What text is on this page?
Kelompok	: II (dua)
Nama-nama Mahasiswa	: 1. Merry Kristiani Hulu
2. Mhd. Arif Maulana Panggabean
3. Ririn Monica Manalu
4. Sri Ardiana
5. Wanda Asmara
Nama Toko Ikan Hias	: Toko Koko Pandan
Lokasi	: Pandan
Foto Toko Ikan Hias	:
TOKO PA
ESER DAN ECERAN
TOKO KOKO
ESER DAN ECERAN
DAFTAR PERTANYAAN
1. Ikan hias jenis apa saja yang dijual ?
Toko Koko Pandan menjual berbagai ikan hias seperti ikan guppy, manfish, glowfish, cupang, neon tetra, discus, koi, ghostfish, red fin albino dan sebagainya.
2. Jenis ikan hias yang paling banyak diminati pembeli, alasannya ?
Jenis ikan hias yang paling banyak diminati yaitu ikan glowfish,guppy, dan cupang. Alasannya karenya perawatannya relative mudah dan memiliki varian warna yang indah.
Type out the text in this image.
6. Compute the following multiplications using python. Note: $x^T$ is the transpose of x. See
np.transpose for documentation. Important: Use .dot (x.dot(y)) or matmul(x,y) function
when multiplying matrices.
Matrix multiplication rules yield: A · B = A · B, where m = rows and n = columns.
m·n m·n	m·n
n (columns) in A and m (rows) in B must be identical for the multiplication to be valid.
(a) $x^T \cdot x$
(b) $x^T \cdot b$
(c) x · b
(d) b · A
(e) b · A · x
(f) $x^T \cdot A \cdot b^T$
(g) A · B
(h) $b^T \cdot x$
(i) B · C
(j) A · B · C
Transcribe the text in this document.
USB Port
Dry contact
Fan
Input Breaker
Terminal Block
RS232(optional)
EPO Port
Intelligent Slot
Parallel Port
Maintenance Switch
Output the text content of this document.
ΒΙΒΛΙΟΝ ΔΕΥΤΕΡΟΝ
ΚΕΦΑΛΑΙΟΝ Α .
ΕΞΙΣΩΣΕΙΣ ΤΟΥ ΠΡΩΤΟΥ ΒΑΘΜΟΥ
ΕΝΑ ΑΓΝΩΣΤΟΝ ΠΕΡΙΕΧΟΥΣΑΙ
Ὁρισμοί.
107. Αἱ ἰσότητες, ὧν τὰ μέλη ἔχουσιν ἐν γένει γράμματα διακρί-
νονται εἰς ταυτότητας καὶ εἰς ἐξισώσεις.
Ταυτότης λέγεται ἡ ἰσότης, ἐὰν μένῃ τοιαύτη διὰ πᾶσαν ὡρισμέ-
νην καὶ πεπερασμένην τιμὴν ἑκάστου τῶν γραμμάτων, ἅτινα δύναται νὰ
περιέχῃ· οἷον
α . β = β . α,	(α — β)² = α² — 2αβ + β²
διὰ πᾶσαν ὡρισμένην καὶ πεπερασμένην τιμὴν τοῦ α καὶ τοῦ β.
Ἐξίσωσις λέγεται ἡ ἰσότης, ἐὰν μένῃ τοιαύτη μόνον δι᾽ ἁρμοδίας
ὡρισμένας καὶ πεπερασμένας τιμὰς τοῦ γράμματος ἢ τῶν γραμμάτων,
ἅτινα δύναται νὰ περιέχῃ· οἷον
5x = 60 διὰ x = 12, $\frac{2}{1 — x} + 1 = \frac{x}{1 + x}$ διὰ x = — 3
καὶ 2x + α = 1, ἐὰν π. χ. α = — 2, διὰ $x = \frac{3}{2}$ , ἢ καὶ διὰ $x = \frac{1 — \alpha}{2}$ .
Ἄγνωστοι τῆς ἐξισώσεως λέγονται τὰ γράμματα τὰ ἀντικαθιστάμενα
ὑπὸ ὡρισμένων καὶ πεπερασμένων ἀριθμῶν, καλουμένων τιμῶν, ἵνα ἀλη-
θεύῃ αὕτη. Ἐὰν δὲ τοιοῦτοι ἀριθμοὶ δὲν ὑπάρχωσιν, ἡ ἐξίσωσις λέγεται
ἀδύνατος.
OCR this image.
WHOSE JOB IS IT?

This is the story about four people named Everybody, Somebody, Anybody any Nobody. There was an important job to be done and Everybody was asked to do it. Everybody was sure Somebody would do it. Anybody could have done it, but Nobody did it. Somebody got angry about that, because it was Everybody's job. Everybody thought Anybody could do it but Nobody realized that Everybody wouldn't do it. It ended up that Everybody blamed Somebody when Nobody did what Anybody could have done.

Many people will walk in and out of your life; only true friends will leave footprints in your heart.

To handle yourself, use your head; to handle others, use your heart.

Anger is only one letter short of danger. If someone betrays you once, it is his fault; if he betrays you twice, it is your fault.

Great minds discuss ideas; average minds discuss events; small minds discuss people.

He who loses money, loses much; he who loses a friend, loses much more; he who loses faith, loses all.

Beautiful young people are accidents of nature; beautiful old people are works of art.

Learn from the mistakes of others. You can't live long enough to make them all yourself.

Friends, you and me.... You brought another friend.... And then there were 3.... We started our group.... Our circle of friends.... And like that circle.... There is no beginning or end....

**To be done:** Look through the entries above for the word "ἰσότης". Copy every line where it shows up.

**Complete answer:**
Ταυτότης λέγεται ἡ ἰσότης, ἐὰν μένῃ τοιαύτη διὰ πᾶσαν ὡρισμέ-
Ἐξίσωσις λέγεται ἡ ἰσότης, ἐὰν μένῃ τοιαύτη μόνον δι᾽ ἁρμοδίας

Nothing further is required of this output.